Work required –
Show each line from the listing that includes the word "image".

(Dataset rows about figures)
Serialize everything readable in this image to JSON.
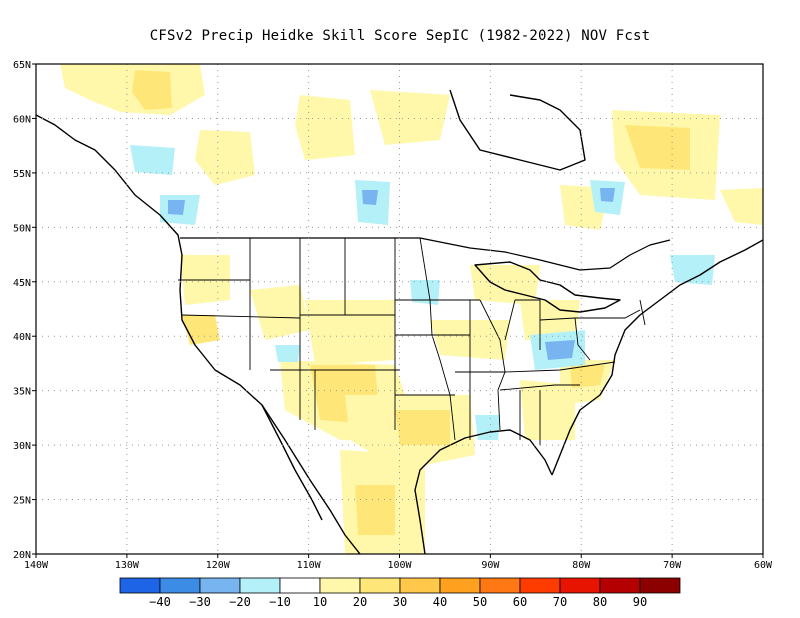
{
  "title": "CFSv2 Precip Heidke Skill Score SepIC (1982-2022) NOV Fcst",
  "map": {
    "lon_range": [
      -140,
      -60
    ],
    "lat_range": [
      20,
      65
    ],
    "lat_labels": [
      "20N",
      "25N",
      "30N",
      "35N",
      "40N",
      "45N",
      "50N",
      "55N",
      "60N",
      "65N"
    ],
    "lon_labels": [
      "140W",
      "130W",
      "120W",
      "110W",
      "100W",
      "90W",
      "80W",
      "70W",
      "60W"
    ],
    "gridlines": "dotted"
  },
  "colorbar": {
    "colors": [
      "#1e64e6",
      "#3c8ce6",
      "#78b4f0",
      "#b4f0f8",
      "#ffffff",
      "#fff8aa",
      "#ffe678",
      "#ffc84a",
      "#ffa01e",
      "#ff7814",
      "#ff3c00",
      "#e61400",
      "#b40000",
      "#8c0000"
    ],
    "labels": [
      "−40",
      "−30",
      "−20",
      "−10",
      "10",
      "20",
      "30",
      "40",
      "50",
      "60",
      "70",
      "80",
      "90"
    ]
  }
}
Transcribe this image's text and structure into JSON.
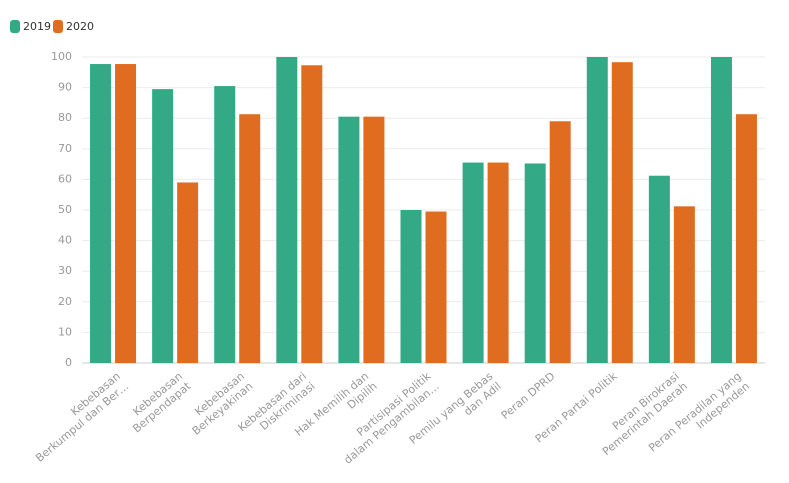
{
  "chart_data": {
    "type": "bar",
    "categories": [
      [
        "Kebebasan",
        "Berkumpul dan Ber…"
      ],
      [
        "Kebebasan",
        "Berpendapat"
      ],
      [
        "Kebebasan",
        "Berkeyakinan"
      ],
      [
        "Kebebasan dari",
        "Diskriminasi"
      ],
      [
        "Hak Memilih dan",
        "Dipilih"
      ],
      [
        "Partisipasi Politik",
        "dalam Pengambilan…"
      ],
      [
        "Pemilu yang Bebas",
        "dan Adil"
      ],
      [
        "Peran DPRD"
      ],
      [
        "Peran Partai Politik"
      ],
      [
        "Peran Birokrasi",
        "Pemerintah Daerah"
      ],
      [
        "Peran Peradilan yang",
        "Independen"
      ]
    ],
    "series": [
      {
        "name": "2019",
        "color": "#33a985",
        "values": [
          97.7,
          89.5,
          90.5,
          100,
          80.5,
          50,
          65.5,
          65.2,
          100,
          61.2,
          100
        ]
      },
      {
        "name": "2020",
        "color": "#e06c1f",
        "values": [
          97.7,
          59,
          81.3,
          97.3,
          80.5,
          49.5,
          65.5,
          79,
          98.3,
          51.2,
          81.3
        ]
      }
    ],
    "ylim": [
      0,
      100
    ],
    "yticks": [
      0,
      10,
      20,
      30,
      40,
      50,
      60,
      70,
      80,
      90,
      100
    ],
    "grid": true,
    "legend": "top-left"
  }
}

Written solution –
Serialize everything readable in this image to JSON.
Transcribe this image's text and structure into JSON.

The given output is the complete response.